##### Raw records #####

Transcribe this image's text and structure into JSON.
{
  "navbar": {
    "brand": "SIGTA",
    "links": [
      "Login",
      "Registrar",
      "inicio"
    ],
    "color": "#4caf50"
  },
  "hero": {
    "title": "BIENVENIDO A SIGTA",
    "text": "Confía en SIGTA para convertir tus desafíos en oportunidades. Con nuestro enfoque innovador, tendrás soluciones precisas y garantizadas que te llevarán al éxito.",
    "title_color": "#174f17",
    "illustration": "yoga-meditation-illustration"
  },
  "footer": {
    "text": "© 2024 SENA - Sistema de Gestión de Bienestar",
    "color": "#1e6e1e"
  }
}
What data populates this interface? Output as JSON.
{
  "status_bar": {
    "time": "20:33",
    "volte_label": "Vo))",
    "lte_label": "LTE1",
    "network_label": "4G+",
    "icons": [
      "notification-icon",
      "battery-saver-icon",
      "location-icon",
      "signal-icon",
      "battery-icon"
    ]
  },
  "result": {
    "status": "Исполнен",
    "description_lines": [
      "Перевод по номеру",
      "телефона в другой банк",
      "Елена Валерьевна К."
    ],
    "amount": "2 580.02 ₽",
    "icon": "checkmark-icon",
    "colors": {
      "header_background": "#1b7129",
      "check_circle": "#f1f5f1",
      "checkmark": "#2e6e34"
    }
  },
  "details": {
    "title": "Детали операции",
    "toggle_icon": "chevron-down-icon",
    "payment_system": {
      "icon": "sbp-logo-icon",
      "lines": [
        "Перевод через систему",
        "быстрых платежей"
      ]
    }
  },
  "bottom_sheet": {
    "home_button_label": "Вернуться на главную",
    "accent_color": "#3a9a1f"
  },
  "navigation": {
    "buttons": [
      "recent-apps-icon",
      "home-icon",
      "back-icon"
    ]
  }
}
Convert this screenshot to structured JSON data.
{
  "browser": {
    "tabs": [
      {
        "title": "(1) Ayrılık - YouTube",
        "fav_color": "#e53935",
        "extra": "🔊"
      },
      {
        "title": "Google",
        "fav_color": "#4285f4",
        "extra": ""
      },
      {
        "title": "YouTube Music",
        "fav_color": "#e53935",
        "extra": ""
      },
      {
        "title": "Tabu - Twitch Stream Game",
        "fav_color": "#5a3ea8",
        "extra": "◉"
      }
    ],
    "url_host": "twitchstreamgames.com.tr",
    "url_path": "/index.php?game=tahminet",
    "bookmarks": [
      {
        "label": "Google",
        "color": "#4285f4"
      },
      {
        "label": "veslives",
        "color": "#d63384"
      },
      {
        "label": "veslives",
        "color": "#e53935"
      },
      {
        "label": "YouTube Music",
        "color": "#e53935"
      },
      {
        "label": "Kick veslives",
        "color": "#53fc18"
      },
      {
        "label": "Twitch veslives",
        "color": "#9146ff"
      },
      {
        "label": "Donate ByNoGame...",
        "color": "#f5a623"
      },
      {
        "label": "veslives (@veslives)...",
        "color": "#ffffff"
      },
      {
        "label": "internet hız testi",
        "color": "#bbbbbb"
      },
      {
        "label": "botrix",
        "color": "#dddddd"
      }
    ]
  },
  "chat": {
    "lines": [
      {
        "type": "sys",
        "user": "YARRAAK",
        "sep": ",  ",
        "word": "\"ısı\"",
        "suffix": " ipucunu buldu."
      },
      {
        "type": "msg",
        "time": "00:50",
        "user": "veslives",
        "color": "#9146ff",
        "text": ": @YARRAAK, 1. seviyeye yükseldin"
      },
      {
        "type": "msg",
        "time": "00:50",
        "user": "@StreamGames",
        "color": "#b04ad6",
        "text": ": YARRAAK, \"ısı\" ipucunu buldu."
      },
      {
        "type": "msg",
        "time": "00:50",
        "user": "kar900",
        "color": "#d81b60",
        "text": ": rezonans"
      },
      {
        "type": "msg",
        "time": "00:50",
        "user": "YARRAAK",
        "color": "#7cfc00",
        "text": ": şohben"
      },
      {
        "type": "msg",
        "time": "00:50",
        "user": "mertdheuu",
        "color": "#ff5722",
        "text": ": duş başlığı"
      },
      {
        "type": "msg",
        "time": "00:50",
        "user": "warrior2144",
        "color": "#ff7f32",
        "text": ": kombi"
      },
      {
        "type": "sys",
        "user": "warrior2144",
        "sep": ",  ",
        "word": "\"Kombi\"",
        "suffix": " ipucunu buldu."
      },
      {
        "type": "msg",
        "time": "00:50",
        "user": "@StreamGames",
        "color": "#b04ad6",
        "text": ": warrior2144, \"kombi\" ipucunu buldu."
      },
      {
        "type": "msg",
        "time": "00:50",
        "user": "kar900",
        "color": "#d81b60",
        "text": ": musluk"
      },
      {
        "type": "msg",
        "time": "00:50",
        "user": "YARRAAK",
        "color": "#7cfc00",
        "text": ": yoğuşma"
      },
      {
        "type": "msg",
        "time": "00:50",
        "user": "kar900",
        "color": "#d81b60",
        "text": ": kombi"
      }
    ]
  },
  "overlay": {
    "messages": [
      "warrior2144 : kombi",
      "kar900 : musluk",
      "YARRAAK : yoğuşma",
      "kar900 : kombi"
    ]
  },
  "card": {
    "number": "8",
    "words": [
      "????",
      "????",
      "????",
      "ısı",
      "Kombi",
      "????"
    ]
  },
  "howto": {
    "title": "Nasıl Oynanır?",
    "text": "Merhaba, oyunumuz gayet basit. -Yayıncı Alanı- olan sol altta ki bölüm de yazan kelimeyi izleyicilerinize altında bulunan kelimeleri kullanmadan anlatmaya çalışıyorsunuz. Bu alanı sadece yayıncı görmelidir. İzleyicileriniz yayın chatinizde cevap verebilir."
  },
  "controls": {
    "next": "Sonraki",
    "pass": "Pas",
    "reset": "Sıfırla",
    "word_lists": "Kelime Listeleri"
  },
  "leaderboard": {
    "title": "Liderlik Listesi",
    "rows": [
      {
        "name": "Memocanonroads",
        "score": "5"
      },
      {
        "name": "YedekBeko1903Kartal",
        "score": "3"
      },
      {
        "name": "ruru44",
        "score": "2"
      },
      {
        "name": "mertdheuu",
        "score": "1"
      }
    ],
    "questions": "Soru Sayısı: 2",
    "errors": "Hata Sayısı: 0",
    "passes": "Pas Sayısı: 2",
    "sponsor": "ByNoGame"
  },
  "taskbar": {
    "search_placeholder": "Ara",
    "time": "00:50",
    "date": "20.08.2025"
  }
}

#####

What is the number of lines that contain "data"? Reply with that number alone.

2